### The exercise
Show each line of the data below that has the string "Mehrgenerationenhaus" in it.

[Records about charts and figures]
## Start

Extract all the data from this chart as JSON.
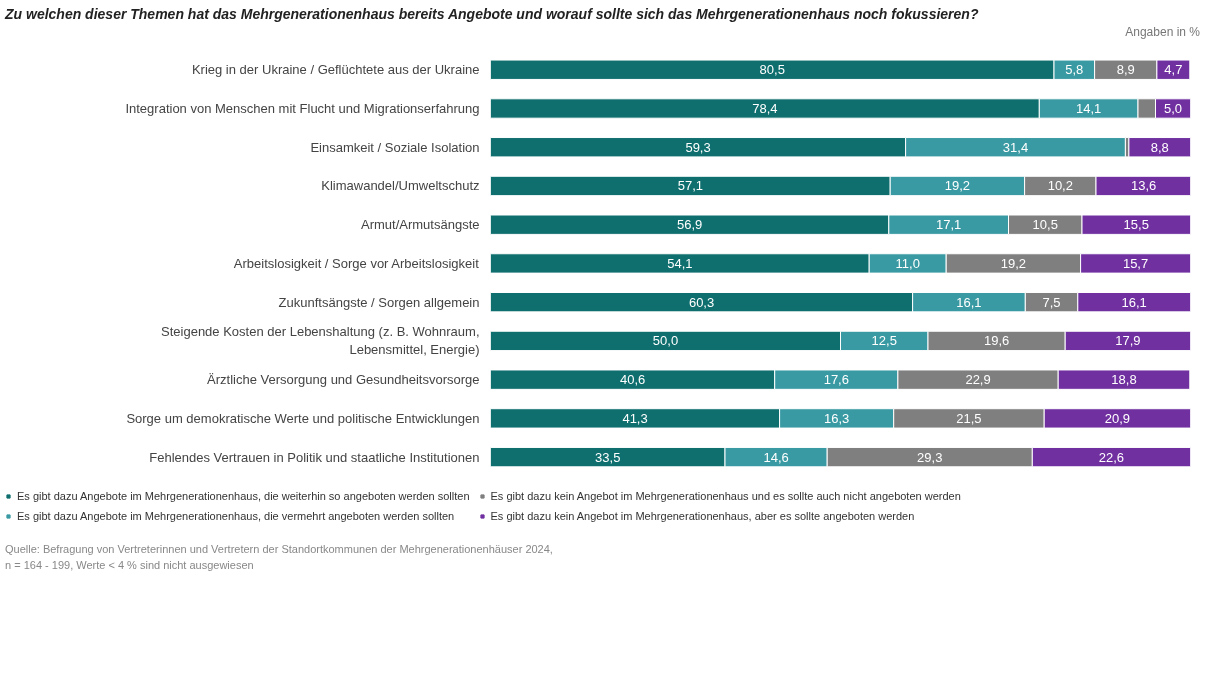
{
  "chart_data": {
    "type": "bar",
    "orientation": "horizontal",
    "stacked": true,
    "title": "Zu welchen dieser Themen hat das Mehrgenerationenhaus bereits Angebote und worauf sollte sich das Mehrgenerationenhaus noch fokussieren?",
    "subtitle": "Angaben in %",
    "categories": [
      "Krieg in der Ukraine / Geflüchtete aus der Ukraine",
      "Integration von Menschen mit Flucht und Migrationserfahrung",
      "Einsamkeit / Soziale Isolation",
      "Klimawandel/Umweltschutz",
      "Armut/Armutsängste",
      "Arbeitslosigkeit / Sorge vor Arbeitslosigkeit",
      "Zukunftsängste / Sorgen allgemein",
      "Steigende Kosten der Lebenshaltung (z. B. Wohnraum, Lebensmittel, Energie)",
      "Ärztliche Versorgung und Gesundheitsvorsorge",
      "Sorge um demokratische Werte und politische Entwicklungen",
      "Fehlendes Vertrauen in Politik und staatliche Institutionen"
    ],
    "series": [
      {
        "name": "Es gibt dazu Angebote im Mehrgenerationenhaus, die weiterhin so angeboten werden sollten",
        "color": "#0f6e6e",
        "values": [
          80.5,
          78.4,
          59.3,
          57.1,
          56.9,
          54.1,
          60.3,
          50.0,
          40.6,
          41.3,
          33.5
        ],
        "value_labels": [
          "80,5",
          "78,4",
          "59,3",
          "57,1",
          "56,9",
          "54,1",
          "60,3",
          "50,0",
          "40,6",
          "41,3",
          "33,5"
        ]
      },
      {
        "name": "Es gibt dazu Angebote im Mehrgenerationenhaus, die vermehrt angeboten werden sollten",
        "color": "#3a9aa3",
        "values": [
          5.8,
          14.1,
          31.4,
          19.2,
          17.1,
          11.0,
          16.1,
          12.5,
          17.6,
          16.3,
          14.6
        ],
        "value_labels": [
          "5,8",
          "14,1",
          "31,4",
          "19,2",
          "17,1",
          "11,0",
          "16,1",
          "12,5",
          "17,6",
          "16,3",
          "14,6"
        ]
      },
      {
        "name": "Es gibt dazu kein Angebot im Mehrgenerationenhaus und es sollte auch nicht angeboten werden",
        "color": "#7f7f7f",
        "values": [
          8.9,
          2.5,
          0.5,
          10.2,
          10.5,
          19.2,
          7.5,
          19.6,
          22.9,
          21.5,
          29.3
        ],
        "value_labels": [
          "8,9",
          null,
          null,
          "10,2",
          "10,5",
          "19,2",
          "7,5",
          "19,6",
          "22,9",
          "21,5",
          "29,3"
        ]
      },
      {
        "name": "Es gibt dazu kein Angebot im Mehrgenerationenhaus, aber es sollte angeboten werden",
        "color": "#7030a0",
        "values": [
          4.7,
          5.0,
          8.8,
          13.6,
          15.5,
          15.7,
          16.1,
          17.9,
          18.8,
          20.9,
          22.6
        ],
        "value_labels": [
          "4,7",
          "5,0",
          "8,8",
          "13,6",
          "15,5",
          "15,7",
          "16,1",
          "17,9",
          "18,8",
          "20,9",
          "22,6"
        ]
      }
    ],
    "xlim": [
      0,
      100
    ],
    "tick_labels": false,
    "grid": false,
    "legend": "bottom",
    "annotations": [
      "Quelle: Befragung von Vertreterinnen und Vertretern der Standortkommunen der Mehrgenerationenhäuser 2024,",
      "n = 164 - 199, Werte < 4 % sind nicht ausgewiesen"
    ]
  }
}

## End
## Start

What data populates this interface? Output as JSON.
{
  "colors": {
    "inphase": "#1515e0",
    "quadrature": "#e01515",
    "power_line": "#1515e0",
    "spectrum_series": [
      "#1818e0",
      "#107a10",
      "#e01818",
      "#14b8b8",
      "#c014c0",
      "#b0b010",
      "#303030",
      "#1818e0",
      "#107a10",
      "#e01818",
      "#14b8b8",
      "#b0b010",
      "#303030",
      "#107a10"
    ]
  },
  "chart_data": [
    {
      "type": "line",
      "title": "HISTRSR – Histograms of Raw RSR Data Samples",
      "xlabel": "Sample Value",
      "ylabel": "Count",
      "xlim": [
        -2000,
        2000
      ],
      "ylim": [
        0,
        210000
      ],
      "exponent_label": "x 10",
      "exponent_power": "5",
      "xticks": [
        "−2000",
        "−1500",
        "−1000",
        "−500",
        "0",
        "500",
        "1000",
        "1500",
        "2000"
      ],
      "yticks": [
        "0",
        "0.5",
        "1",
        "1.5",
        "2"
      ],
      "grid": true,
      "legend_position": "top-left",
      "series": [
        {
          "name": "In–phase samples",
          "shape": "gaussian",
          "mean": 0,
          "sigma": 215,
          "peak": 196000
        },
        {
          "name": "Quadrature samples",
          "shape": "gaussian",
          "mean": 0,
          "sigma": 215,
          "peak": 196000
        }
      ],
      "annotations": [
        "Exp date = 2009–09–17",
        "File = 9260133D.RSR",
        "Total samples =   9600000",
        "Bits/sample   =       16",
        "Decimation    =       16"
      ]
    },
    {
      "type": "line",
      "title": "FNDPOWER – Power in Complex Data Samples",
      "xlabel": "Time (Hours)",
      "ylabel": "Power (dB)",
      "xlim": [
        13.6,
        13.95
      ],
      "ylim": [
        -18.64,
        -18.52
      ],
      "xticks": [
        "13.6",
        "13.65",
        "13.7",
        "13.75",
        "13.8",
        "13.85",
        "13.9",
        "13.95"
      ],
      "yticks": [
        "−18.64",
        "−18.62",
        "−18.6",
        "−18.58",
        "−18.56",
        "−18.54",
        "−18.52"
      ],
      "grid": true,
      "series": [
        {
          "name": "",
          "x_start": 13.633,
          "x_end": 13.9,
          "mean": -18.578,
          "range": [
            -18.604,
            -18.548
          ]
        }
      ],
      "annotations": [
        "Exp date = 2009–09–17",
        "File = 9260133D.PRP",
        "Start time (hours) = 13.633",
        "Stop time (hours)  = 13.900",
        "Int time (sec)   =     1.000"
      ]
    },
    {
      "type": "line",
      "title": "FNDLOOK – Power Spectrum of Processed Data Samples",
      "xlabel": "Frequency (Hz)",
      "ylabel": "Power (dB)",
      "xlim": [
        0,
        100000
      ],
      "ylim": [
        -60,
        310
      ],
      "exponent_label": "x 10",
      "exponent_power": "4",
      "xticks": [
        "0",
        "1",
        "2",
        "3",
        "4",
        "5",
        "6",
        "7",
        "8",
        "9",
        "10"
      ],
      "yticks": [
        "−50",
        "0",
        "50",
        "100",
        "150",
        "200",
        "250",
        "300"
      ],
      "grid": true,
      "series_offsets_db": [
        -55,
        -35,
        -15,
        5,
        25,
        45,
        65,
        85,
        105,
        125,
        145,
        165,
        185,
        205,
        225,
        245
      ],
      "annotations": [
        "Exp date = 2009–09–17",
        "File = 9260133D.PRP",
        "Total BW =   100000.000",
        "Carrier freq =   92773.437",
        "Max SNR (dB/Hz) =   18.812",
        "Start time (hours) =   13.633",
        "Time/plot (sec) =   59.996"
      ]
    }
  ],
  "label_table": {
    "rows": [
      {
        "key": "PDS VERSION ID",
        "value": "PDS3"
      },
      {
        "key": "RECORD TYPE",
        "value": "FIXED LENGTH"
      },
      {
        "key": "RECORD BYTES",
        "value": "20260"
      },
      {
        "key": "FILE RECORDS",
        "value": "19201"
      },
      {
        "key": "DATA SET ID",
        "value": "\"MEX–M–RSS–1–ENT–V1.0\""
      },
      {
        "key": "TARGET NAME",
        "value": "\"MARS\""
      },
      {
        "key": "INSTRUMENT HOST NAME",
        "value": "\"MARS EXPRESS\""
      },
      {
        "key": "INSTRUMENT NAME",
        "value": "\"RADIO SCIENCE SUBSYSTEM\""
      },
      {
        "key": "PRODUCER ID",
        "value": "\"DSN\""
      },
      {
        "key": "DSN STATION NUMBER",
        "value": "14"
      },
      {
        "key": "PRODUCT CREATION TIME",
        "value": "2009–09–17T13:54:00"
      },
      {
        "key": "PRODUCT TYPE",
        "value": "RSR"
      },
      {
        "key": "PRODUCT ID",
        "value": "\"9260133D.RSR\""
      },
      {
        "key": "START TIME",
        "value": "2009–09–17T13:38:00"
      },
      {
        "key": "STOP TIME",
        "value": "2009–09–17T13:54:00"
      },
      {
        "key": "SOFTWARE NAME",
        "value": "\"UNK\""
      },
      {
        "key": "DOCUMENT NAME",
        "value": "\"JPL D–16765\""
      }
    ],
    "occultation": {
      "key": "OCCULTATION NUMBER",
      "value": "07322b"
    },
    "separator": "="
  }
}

## End

### Problem solution
    "title": "Zu welchen dieser Themen hat das Mehrgenerationenhaus bereits Angebote und worauf sollte sich das Mehrgenerationenhaus noch fokussieren?",
        "name": "Es gibt dazu Angebote im Mehrgenerationenhaus, die weiterhin so angeboten werden sollten",
        "name": "Es gibt dazu Angebote im Mehrgenerationenhaus, die vermehrt angeboten werden sollten",
        "name": "Es gibt dazu kein Angebot im Mehrgenerationenhaus und es sollte auch nicht angeboten werden",
        "name": "Es gibt dazu kein Angebot im Mehrgenerationenhaus, aber es sollte angeboten werden",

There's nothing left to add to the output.